Figuras ilustres do gênero ajudaram a criar uma identidade própria na
cidade, além de serem referências às novas gerações
A história do samba em Brasília começa antes mesmo
da inauguração da nova capital, com o desfile de blocos, formados por policiais
da GEB, na Cidade Livre. Logo depois, servidores públicos, que vieram para cá
transferidos do Rio de Janeiro, fundaram as primeiras escolas de samba, entre
elas, a Alvorada em Ritmo e a Brasil Moreno.
Pioneiras,
elas foram antecessoras das duas agremiações que vieram se tornar as mais
famosas, a Associação Recreativa Unidos dos Cruzeiro (Aruc) e a Acadêmicos da
Asa Norte. As duas tiveram entre os seus integrantes compositores ancestrais,
como Edinho da Magali, Miro Brasília, Manoel Brigadeiro e Julinho do Samba, e
os cantores Nilton de Oliveira (o Sabino) e José Lourenço.

_Tarefa escrita a_
Responda com base no texto sobre o samba:
(i) Quem formava os blocos que desfilaram na Cidade Livre?
(ii) Quais são as duas primeiras escolas de samba citadas?
(iii) Qual é o nome do cantor conhecido como Sabino?
O texto sobre o samba e as entradas vêm de fontes diferentes.

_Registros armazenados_
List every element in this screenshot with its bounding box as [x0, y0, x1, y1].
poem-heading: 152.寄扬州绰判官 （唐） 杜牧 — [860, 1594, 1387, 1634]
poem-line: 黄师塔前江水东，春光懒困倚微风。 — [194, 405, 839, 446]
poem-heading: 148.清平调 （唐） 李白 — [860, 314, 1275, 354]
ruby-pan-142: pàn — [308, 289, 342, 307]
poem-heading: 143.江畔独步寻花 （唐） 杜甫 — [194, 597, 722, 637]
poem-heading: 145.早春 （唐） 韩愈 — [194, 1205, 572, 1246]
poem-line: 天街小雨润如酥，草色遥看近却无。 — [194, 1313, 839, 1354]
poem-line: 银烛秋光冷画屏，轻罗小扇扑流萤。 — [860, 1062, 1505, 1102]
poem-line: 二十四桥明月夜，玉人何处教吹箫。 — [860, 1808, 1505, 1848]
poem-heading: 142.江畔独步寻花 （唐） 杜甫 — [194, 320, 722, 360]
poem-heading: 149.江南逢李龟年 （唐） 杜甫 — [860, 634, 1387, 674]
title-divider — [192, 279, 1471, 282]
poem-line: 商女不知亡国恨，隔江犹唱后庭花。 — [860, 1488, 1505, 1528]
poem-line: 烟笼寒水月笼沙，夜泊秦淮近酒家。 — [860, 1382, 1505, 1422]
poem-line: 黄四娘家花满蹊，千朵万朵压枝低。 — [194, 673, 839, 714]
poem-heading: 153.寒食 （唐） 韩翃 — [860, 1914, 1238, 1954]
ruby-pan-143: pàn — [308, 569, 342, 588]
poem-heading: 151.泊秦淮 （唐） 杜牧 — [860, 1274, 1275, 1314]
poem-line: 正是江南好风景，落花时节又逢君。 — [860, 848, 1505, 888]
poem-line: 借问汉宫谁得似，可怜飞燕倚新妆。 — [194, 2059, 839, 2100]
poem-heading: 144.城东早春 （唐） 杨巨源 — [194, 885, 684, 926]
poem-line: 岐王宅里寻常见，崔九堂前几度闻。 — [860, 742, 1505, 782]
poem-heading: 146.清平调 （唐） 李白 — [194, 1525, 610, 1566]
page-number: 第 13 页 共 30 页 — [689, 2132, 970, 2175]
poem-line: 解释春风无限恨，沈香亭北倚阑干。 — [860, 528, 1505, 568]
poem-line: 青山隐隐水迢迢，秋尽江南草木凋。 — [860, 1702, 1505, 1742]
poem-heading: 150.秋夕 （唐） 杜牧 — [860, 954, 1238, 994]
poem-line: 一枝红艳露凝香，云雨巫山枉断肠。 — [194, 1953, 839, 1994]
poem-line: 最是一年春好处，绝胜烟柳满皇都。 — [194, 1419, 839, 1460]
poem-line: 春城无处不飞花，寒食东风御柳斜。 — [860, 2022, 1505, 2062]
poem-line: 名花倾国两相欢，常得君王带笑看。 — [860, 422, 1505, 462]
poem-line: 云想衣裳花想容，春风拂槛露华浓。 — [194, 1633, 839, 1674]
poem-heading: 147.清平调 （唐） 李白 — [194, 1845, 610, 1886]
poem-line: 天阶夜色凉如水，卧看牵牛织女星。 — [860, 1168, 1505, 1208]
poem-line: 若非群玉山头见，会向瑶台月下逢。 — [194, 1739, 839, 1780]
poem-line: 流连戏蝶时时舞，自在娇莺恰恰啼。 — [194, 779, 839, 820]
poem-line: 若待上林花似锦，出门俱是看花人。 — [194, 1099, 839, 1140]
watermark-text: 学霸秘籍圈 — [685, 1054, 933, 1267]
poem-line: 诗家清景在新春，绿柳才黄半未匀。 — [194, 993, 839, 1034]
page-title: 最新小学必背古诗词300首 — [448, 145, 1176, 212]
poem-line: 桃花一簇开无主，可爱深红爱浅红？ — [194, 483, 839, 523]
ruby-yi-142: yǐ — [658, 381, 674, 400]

_Tarefa escrita b_
Copie palavra por palavra as entradas desde o início até a linha que contém "ruby-pan-143: pàn — [308, 569, 342, 588]", incluindo essa linha.

_Resposta a_
(i) Policiais da GEB.
(ii) A Alvorada em Ritmo e a Brasil Moreno.
(iii) Nilton de Oliveira.

_Resposta b_
List every element in this screenshot with its bounding box as [x0, y0, x1, y1].
poem-heading: 152.寄扬州绰判官 （唐） 杜牧 — [860, 1594, 1387, 1634]
poem-line: 黄师塔前江水东，春光懒困倚微风。 — [194, 405, 839, 446]
poem-heading: 148.清平调 （唐） 李白 — [860, 314, 1275, 354]
ruby-pan-142: pàn — [308, 289, 342, 307]
poem-heading: 143.江畔独步寻花 （唐） 杜甫 — [194, 597, 722, 637]
poem-heading: 145.早春 （唐） 韩愈 — [194, 1205, 572, 1246]
poem-line: 天街小雨润如酥，草色遥看近却无。 — [194, 1313, 839, 1354]
poem-line: 银烛秋光冷画屏，轻罗小扇扑流萤。 — [860, 1062, 1505, 1102]
poem-line: 二十四桥明月夜，玉人何处教吹箫。 — [860, 1808, 1505, 1848]
poem-heading: 142.江畔独步寻花 （唐） 杜甫 — [194, 320, 722, 360]
poem-heading: 149.江南逢李龟年 （唐） 杜甫 — [860, 634, 1387, 674]
title-divider — [192, 279, 1471, 282]
poem-line: 商女不知亡国恨，隔江犹唱后庭花。 — [860, 1488, 1505, 1528]
poem-line: 烟笼寒水月笼沙，夜泊秦淮近酒家。 — [860, 1382, 1505, 1422]
poem-line: 黄四娘家花满蹊，千朵万朵压枝低。 — [194, 673, 839, 714]
poem-heading: 153.寒食 （唐） 韩翃 — [860, 1914, 1238, 1954]
ruby-pan-143: pàn — [308, 569, 342, 588]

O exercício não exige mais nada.